**PROBLEM TO SOLVE**
From the listing below, select every line where the word "Pybus" appears.

**SUPPLIED MATERIAL**
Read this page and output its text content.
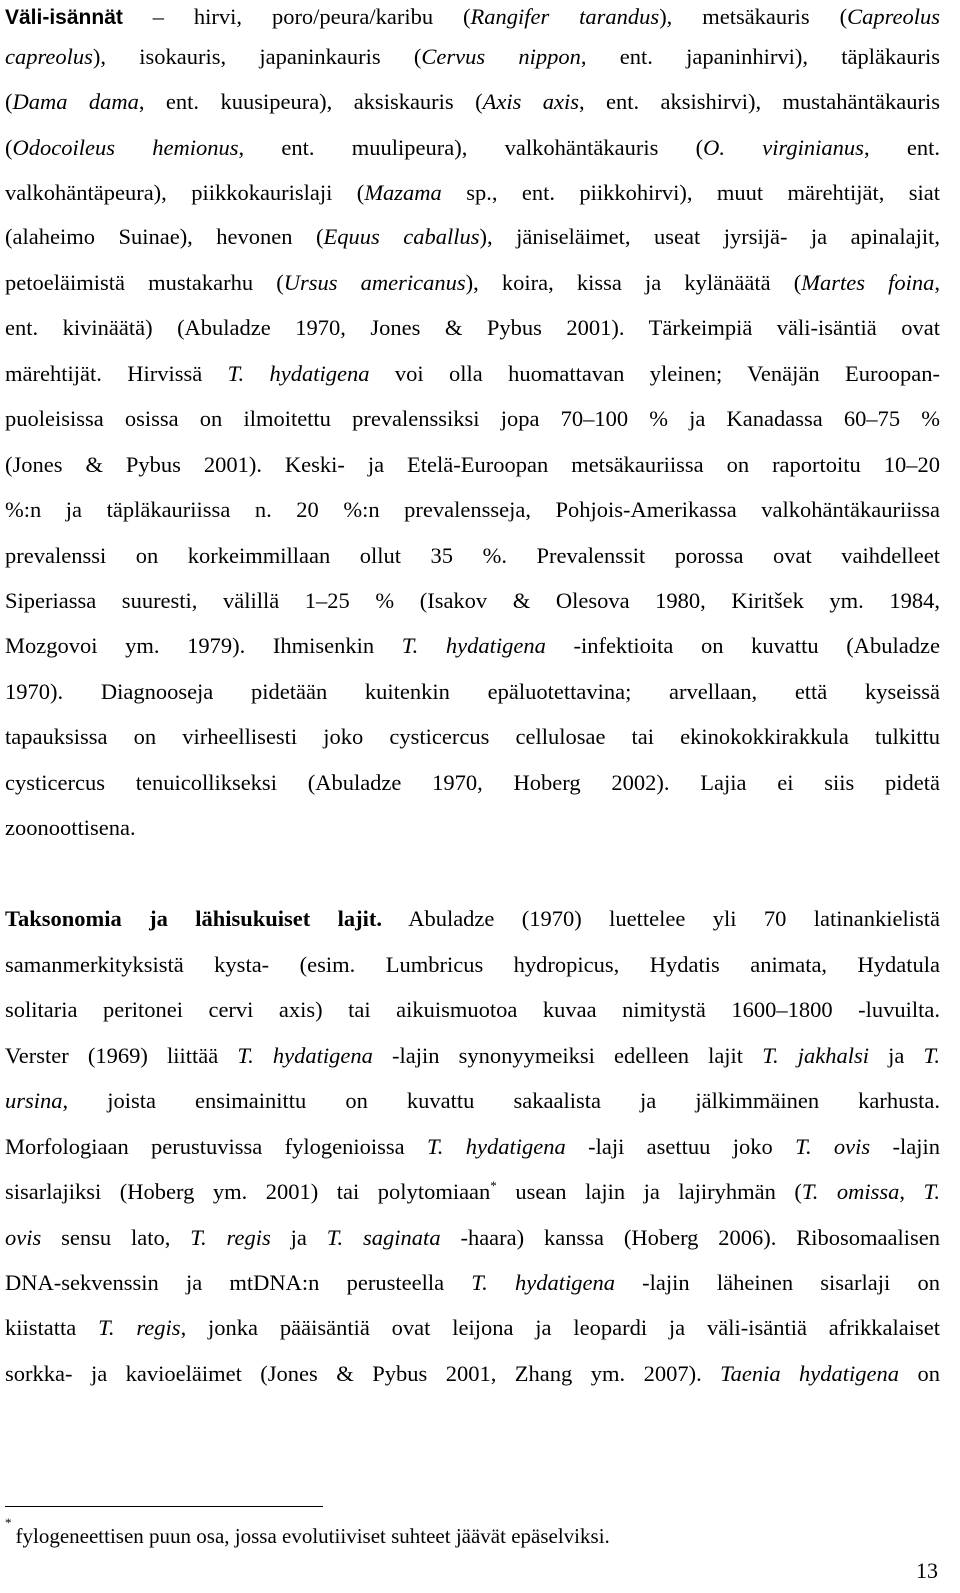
Väli-isännät – hirvi, poro/peura/karibu (Rangifer tarandus), metsäkauris (Capreolus
capreolus), isokauris, japaninkauris (Cervus nippon, ent. japaninhirvi), täpläkauris
(Dama dama, ent. kuusipeura), aksiskauris (Axis axis, ent. aksishirvi), mustahäntäkauris
(Odocoileus hemionus, ent. muulipeura), valkohäntäkauris (O. virginianus, ent.
valkohäntäpeura), piikkokaurislaji (Mazama sp., ent. piikkohirvi), muut märehtijät, siat
(alaheimo Suinae), hevonen (Equus caballus), jäniseläimet, useat jyrsijä- ja apinalajit,
petoeläimistä mustakarhu (Ursus americanus), koira, kissa ja kylänäätä (Martes foina,
ent. kivinäätä) (Abuladze 1970, Jones & Pybus 2001). Tärkeimpiä väli-isäntiä ovat
märehtijät. Hirvissä T. hydatigena voi olla huomattavan yleinen; Venäjän Euroopan-
puoleisissa osissa on ilmoitettu prevalenssiksi jopa 70–100 % ja Kanadassa 60–75 %
(Jones & Pybus 2001). Keski- ja Etelä-Euroopan metsäkauriissa on raportoitu 10–20
%:n ja täpläkauriissa n. 20 %:n prevalensseja, Pohjois-Amerikassa valkohäntäkauriissa
prevalenssi on korkeimmillaan ollut 35 %. Prevalenssit porossa ovat vaihdelleet
Siperiassa suuresti, välillä 1–25 % (Isakov & Olesova 1980, Kiritšek ym. 1984,
Mozgovoi ym. 1979). Ihmisenkin T. hydatigena -infektioita on kuvattu (Abuladze
1970). Diagnooseja pidetään kuitenkin epäluotettavina; arvellaan, että kyseissä
tapauksissa on virheellisesti joko cysticercus cellulosae tai ekinokokkirakkula tulkittu
cysticercus tenuicollikseksi (Abuladze 1970, Hoberg 2002). Lajia ei siis pidetä
zoonoottisena.
Taksonomia ja lähisukuiset lajit. Abuladze (1970) luettelee yli 70 latinankielistä
samanmerkityksistä kysta- (esim. Lumbricus hydropicus, Hydatis animata, Hydatula
solitaria peritonei cervi axis) tai aikuismuotoa kuvaa nimitystä 1600–1800 -luvuilta.
Verster (1969) liittää T. hydatigena -lajin synonyymeiksi edelleen lajit T. jakhalsi ja T.
ursina, joista ensimainittu on kuvattu sakaalista ja jälkimmäinen karhusta.
Morfologiaan perustuvissa fylogenioissa T. hydatigena -laji asettuu joko T. ovis -lajin
sisarlajiksi (Hoberg ym. 2001) tai polytomiaan* usean lajin ja lajiryhmän (T. omissa, T.
ovis sensu lato, T. regis ja T. saginata -haara) kanssa (Hoberg 2006). Ribosomaalisen
DNA-sekvenssin ja mtDNA:n perusteella T. hydatigena -lajin läheinen sisarlaji on
kiistatta T. regis, jonka pääisäntiä ovat leijona ja leopardi ja väli-isäntiä afrikkalaiset
sorkka- ja kavioeläimet (Jones & Pybus 2001, Zhang ym. 2007). Taenia hydatigena on
*fylogeneettisen puun osa, jossa evolutiiviset suhteet jäävät epäselviksi.
13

**FINISHED EXERCISE**
ent. kivinäätä) (Abuladze 1970, Jones & Pybus 2001). Tärkeimpiä väli-isäntiä ovat
(Jones & Pybus 2001). Keski- ja Etelä-Euroopan metsäkauriissa on raportoitu 10–20
sorkka- ja kavioeläimet (Jones & Pybus 2001, Zhang ym. 2007). Taenia hydatigena on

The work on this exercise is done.